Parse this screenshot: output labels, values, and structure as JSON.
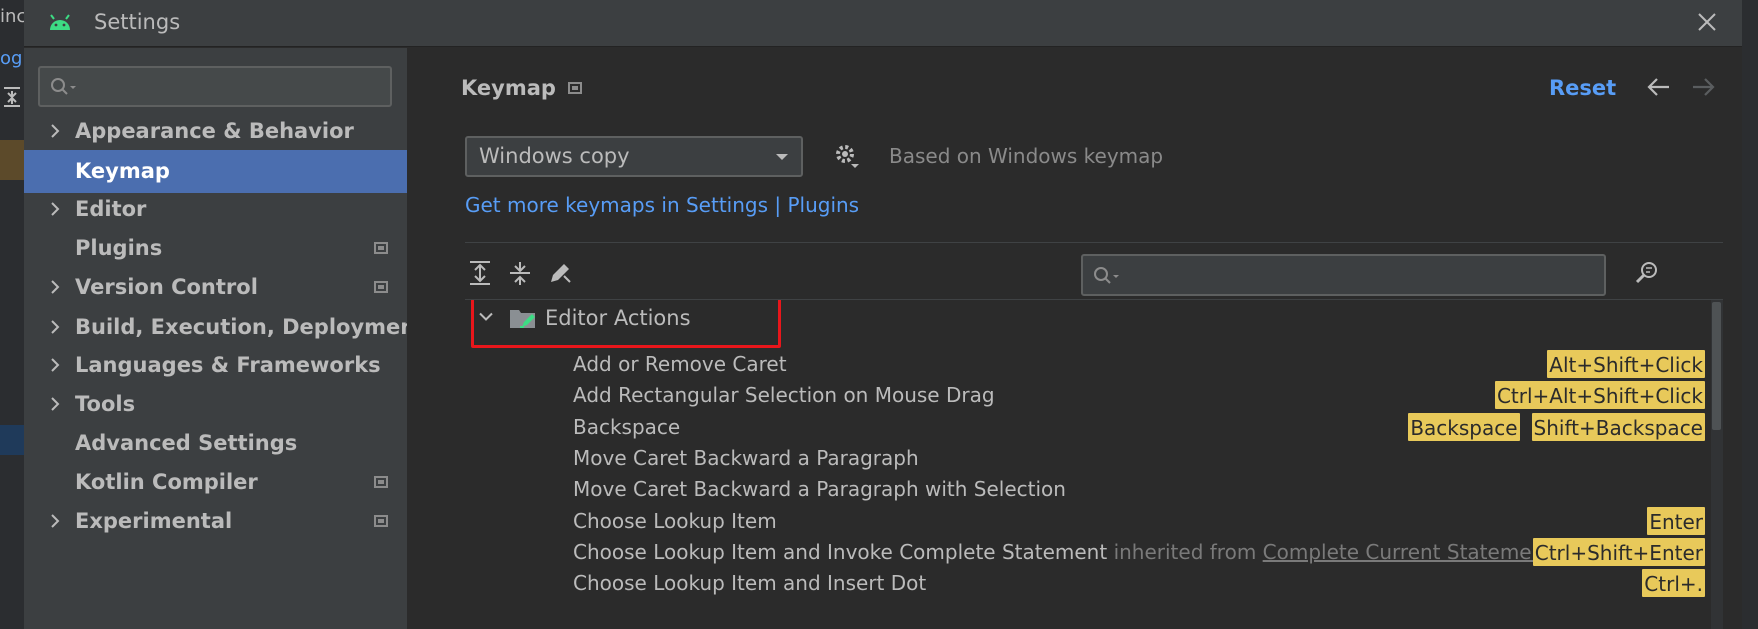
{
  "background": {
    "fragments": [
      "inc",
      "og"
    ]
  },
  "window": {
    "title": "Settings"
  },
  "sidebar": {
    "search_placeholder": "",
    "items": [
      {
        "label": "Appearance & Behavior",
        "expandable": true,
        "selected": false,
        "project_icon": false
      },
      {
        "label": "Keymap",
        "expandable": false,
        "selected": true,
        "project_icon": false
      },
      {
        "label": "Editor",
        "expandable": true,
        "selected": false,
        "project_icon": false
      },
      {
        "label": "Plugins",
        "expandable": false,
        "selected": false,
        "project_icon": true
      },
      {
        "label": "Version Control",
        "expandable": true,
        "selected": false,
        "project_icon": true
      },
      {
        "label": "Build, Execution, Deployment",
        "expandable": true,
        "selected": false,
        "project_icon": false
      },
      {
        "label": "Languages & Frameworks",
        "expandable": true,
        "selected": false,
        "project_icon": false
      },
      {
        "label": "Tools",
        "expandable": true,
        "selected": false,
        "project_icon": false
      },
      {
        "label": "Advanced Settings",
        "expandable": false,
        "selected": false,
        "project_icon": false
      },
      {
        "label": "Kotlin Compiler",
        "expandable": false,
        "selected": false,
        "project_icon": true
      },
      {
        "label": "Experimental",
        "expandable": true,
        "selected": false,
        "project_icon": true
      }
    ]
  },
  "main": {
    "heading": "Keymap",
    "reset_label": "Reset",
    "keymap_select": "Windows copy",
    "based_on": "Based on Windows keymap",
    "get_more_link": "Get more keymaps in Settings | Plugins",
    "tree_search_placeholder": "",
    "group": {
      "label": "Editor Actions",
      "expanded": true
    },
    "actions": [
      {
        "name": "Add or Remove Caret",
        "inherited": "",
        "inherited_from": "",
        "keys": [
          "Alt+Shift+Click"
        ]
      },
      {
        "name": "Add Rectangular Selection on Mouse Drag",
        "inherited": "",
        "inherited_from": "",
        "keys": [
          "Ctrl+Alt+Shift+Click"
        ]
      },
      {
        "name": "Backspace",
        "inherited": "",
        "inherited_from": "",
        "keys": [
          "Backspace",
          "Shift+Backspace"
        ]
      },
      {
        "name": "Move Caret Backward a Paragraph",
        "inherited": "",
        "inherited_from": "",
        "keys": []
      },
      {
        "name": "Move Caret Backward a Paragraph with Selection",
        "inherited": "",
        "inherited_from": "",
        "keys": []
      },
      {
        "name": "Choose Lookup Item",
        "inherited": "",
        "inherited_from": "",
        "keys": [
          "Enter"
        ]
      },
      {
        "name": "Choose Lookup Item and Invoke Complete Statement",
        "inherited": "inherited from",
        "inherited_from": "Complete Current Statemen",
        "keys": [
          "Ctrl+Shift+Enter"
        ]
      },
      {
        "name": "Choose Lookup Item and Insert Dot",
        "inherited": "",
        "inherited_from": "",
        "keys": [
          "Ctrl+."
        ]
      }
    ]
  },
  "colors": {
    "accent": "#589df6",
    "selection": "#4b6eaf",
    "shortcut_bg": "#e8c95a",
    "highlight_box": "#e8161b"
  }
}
######
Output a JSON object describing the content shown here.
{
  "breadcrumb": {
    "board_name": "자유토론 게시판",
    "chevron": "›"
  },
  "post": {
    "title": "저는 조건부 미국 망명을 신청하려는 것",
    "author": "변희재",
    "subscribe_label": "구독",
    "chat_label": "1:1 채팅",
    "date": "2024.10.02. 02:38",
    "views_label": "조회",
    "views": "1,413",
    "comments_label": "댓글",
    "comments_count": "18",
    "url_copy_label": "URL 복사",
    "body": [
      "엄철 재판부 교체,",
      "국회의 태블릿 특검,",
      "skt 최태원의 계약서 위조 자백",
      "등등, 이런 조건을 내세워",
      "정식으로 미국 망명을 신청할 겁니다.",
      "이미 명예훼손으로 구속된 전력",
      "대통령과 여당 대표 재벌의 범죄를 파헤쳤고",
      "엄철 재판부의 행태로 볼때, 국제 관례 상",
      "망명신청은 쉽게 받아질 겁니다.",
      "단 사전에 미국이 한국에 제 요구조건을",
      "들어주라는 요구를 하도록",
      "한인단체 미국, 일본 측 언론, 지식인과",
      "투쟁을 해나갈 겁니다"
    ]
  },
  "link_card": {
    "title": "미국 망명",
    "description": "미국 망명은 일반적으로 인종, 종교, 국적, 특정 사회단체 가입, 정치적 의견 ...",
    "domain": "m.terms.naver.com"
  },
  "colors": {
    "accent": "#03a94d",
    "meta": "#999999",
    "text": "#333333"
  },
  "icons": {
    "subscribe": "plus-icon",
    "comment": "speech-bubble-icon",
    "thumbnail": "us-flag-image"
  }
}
######
[Written task]: Say how many lines hold the word "Click", giving the number and nothing else.

[Result]: 2